▶ EXERCISE GOAL:
Copy out all lines of the records in which the word "typie" appears.

▶ PROVIDED RECORDS:
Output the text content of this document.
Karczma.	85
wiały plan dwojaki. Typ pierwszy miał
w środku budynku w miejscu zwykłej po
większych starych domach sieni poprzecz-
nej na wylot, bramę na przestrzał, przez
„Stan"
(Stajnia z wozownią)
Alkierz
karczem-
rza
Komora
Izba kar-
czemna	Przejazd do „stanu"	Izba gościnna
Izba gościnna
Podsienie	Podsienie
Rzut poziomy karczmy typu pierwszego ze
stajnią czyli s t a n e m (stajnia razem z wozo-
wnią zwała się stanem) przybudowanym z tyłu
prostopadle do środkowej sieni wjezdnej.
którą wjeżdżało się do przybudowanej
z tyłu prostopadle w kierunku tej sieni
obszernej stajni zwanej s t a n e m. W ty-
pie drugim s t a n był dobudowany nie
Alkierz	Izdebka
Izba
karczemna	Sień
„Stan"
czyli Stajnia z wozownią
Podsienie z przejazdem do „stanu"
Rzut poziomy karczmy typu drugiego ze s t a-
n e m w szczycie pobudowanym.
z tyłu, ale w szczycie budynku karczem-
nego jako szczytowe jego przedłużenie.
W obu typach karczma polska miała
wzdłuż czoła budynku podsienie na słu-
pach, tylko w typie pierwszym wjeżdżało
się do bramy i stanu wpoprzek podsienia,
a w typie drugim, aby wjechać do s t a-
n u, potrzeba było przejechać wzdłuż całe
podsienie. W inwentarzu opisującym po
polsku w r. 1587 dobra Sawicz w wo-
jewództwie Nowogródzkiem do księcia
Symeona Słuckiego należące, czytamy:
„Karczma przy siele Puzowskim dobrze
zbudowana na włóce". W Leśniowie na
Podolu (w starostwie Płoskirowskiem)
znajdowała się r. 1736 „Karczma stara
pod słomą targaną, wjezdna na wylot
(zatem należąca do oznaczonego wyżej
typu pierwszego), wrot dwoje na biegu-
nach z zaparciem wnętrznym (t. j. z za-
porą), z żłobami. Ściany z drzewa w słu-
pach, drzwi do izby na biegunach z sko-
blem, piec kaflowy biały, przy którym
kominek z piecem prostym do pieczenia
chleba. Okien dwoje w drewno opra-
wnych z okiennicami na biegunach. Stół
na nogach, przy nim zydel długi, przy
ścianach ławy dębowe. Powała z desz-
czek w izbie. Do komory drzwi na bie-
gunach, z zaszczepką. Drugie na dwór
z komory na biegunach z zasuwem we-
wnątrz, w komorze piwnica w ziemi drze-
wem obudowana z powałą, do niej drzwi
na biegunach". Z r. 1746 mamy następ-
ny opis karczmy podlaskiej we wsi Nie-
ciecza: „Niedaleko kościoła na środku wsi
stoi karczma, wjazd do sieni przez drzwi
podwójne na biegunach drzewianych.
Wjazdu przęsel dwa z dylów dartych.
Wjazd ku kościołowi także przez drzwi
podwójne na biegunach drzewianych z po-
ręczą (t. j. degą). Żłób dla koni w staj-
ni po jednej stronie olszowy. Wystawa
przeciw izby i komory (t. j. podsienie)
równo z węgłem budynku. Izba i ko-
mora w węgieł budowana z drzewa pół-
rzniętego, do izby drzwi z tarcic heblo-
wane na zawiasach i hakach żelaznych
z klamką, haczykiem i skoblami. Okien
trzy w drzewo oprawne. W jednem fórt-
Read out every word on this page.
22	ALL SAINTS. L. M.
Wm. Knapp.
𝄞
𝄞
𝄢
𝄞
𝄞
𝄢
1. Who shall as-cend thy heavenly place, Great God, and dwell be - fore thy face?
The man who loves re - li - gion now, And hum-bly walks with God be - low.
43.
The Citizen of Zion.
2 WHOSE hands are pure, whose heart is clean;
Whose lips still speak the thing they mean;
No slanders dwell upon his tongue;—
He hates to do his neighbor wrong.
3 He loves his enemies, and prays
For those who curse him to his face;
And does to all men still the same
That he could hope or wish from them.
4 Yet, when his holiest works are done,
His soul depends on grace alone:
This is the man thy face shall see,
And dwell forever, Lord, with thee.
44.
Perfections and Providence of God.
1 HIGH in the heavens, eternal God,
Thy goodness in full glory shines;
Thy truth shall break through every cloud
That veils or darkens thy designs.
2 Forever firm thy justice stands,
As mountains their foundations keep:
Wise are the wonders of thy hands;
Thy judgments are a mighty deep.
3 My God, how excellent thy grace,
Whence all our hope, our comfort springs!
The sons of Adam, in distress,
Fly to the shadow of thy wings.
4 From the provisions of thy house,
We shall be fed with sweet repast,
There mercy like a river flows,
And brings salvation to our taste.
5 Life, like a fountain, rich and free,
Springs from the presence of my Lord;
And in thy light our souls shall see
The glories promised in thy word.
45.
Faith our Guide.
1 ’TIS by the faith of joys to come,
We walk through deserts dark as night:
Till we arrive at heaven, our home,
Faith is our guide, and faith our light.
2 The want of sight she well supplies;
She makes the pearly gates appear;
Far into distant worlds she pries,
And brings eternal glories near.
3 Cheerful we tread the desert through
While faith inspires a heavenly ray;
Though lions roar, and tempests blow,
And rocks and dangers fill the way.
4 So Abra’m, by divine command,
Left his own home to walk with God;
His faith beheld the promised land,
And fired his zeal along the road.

▶ ANSWER TO THIS PROBLEM:
pach, tylko w typie pierwszym wjeżdżało
a w typie drugim, aby wjechać do s t a-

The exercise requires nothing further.